◆ WORK REQUIRED
Lay out every line of the items below as a Markdown table with two columns, No. and Line, numbering the rows in order and leaving out any blank lines.
— start ROWS —
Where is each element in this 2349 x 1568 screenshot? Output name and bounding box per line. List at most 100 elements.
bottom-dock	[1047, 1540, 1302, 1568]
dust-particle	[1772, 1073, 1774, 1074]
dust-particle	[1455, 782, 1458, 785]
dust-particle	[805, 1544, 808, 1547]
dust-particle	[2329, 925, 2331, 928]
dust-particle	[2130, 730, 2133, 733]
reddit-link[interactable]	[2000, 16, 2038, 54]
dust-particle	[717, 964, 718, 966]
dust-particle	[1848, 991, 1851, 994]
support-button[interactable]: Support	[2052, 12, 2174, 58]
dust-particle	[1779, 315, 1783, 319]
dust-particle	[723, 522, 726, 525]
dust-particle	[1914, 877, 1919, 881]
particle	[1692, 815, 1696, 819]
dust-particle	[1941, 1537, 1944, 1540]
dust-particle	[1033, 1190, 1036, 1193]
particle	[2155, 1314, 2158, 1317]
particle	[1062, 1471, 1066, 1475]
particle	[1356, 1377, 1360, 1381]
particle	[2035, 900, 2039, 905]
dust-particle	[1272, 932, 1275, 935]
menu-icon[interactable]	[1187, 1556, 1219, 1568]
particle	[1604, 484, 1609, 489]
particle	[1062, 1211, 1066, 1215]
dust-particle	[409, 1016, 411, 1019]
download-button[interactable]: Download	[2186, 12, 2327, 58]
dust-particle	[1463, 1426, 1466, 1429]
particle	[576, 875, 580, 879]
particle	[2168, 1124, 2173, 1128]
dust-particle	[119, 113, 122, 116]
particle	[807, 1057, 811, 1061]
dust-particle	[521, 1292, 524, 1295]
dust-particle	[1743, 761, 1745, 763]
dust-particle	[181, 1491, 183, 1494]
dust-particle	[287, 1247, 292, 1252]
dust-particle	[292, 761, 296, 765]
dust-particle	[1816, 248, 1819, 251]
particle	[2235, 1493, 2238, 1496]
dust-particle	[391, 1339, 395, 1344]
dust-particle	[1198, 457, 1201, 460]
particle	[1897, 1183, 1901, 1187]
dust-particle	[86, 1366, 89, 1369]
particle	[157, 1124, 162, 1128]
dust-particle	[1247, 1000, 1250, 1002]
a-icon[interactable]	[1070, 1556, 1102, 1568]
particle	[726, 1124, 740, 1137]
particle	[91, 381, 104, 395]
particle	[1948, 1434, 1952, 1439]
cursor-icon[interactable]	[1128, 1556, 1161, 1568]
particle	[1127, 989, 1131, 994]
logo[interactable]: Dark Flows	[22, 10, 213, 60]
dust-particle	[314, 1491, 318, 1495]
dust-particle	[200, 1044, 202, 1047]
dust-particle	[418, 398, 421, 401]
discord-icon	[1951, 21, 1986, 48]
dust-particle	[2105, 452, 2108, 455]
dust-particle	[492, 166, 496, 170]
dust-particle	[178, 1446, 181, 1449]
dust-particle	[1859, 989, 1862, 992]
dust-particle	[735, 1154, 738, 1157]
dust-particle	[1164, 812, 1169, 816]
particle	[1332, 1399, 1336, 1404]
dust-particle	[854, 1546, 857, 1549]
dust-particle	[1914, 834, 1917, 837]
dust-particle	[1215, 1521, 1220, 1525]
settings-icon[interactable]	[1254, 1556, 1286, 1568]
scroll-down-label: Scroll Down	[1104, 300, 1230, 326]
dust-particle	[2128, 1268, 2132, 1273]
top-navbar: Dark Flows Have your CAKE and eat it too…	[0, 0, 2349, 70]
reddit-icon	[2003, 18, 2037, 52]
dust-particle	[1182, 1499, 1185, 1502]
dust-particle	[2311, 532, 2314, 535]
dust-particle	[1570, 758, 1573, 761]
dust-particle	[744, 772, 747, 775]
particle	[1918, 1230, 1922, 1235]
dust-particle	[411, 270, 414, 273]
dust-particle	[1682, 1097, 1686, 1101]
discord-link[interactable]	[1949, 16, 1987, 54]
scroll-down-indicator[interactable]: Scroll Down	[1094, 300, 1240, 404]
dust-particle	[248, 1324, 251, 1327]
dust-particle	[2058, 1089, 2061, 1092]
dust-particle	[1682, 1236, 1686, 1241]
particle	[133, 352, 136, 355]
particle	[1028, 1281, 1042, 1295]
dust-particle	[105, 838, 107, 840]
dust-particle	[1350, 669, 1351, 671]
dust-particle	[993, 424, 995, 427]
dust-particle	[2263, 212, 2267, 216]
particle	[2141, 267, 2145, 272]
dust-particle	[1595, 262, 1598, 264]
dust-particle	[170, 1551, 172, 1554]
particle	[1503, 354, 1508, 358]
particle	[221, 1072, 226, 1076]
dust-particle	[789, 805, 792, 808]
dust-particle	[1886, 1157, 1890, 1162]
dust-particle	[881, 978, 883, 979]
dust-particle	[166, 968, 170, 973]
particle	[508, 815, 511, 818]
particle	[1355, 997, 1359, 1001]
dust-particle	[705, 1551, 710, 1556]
— end ROWS —
◆ FINAL ANSWER
| No. | Line |
|---|---|
| 1 | Where is each element in this 2349 x 1568 screenshot? Output name and bounding box per line. List at most 100 elements. |
| 2 | bottom-dock	[1047, 1540, 1302, 1568] |
| 3 | dust-particle	[1772, 1073, 1774, 1074] |
| 4 | dust-particle	[1455, 782, 1458, 785] |
| 5 | dust-particle	[805, 1544, 808, 1547] |
| 6 | dust-particle	[2329, 925, 2331, 928] |
| 7 | dust-particle	[2130, 730, 2133, 733] |
| 8 | reddit-link[interactable]	[2000, 16, 2038, 54] |
| 9 | dust-particle	[717, 964, 718, 966] |
| 10 | dust-particle	[1848, 991, 1851, 994] |
| 11 | support-button[interactable]: Support	[2052, 12, 2174, 58] |
| 12 | dust-particle	[1779, 315, 1783, 319] |
| 13 | dust-particle	[723, 522, 726, 525] |
| 14 | dust-particle	[1914, 877, 1919, 881] |
| 15 | particle	[1692, 815, 1696, 819] |
| 16 | dust-particle	[1941, 1537, 1944, 1540] |
| 17 | dust-particle	[1033, 1190, 1036, 1193] |
| 18 | particle	[2155, 1314, 2158, 1317] |
| 19 | particle	[1062, 1471, 1066, 1475] |
| 20 | particle	[1356, 1377, 1360, 1381] |
| 21 | particle	[2035, 900, 2039, 905] |
| 22 | dust-particle	[1272, 932, 1275, 935] |
| 23 | menu-icon[interactable]	[1187, 1556, 1219, 1568] |
| 24 | particle	[1604, 484, 1609, 489] |
| 25 | particle	[1062, 1211, 1066, 1215] |
| 26 | dust-particle	[409, 1016, 411, 1019] |
| 27 | download-button[interactable]: Download	[2186, 12, 2327, 58] |
| 28 | dust-particle	[1463, 1426, 1466, 1429] |
| 29 | particle	[576, 875, 580, 879] |
| 30 | particle	[2168, 1124, 2173, 1128] |
| 31 | dust-particle	[119, 113, 122, 116] |
| 32 | particle	[807, 1057, 811, 1061] |
| 33 | dust-particle	[521, 1292, 524, 1295] |
| 34 | dust-particle	[1743, 761, 1745, 763] |
| 35 | dust-particle	[181, 1491, 183, 1494] |
| 36 | dust-particle	[287, 1247, 292, 1252] |
| 37 | dust-particle	[292, 761, 296, 765] |
| 38 | dust-particle	[1816, 248, 1819, 251] |
| 39 | particle	[2235, 1493, 2238, 1496] |
| 40 | dust-particle	[391, 1339, 395, 1344] |
| 41 | dust-particle	[1198, 457, 1201, 460] |
| 42 | particle	[1897, 1183, 1901, 1187] |
| 43 | dust-particle	[86, 1366, 89, 1369] |
| 44 | particle	[157, 1124, 162, 1128] |
| 45 | dust-particle	[1247, 1000, 1250, 1002] |
| 46 | a-icon[interactable]	[1070, 1556, 1102, 1568] |
| 47 | particle	[726, 1124, 740, 1137] |
| 48 | particle	[91, 381, 104, 395] |
| 49 | particle	[1948, 1434, 1952, 1439] |
| 50 | cursor-icon[interactable]	[1128, 1556, 1161, 1568] |
| 51 | particle	[1127, 989, 1131, 994] |
| 52 | logo[interactable]: Dark Flows	[22, 10, 213, 60] |
| 53 | dust-particle	[314, 1491, 318, 1495] |
| 54 | dust-particle	[200, 1044, 202, 1047] |
| 55 | dust-particle	[418, 398, 421, 401] |
| 56 | discord-icon	[1951, 21, 1986, 48] |
| 57 | dust-particle	[2105, 452, 2108, 455] |
| 58 | dust-particle	[492, 166, 496, 170] |
| 59 | dust-particle	[178, 1446, 181, 1449] |
| 60 | dust-particle	[1859, 989, 1862, 992] |
| 61 | dust-particle	[735, 1154, 738, 1157] |
| 62 | dust-particle	[1164, 812, 1169, 816] |
| 63 | particle	[1332, 1399, 1336, 1404] |
| 64 | dust-particle	[854, 1546, 857, 1549] |
| 65 | dust-particle	[1914, 834, 1917, 837] |
| 66 | dust-particle	[1215, 1521, 1220, 1525] |
| 67 | settings-icon[interactable]	[1254, 1556, 1286, 1568] |
| 68 | scroll-down-label: Scroll Down	[1104, 300, 1230, 326] |
| 69 | dust-particle	[2128, 1268, 2132, 1273] |
| 70 | top-navbar: Dark Flows Have your CAKE and eat it too…	[0, 0, 2349, 70] |
| 71 | reddit-icon	[2003, 18, 2037, 52] |
| 72 | dust-particle	[1182, 1499, 1185, 1502] |
| 73 | dust-particle	[2311, 532, 2314, 535] |
| 74 | dust-particle	[1570, 758, 1573, 761] |
| 75 | dust-particle	[744, 772, 747, 775] |
| 76 | particle	[1918, 1230, 1922, 1235] |
| 77 | dust-particle	[411, 270, 414, 273] |
| 78 | dust-particle	[1682, 1097, 1686, 1101] |
| 79 | discord-link[interactable]	[1949, 16, 1987, 54] |
| 80 | scroll-down-indicator[interactable]: Scroll Down	[1094, 300, 1240, 404] |
| 81 | dust-particle	[248, 1324, 251, 1327] |
| 82 | dust-particle	[2058, 1089, 2061, 1092] |
| 83 | dust-particle	[1682, 1236, 1686, 1241] |
| 84 | particle	[133, 352, 136, 355] |
| 85 | particle	[1028, 1281, 1042, 1295] |
| 86 | dust-particle	[105, 838, 107, 840] |
| 87 | dust-particle	[1350, 669, 1351, 671] |
| 88 | dust-particle	[993, 424, 995, 427] |
| 89 | dust-particle	[2263, 212, 2267, 216] |
| 90 | particle	[2141, 267, 2145, 272] |
| 91 | dust-particle	[1595, 262, 1598, 264] |
| 92 | dust-particle	[170, 1551, 172, 1554] |
| 93 | particle	[1503, 354, 1508, 358] |
| 94 | particle	[221, 1072, 226, 1076] |
| 95 | dust-particle	[789, 805, 792, 808] |
| 96 | dust-particle	[1886, 1157, 1890, 1162] |
| 97 | dust-particle	[881, 978, 883, 979] |
| 98 | dust-particle	[166, 968, 170, 973] |
| 99 | particle	[508, 815, 511, 818] |
| 100 | particle	[1355, 997, 1359, 1001] |
| 101 | dust-particle	[705, 1551, 710, 1556] |